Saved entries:
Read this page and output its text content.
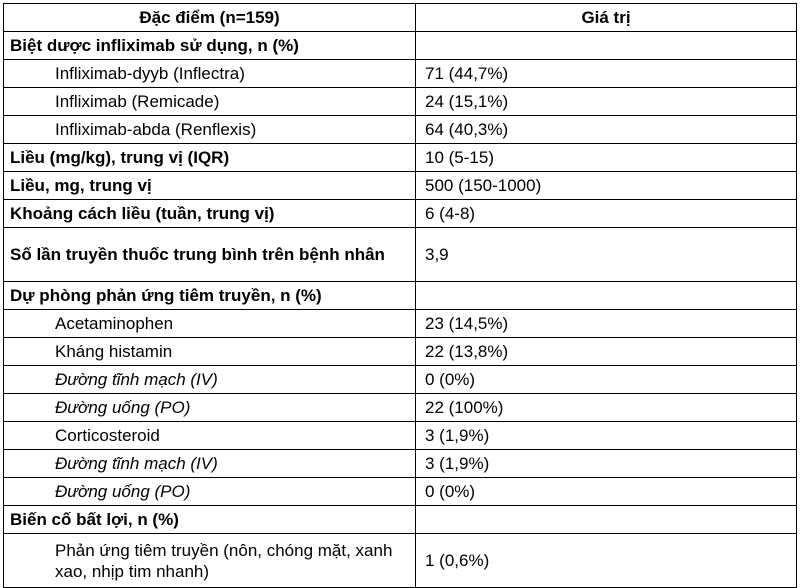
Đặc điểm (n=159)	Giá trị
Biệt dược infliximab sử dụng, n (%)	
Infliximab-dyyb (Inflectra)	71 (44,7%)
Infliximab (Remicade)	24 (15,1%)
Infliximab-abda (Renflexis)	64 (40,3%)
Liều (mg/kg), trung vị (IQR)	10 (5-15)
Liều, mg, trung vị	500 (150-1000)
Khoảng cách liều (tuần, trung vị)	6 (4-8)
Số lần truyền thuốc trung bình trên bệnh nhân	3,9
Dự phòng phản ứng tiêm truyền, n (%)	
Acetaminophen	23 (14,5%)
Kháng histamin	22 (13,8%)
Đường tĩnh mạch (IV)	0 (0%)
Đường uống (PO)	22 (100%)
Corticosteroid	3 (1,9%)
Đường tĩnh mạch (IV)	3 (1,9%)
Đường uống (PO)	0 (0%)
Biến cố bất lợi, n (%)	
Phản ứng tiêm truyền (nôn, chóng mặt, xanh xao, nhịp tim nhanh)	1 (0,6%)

#### [YOUR INSTRUCTIONS]
Review the preceding data and report every line that includes the string "trung".

#### [REPLY TO THE TASK]
Liều (mg/kg), trung vị (IQR)	10 (5-15)
Liều, mg, trung vị	500 (150-1000)
Khoảng cách liều (tuần, trung vị)	6 (4-8)
Số lần truyền thuốc trung bình trên bệnh nhân	3,9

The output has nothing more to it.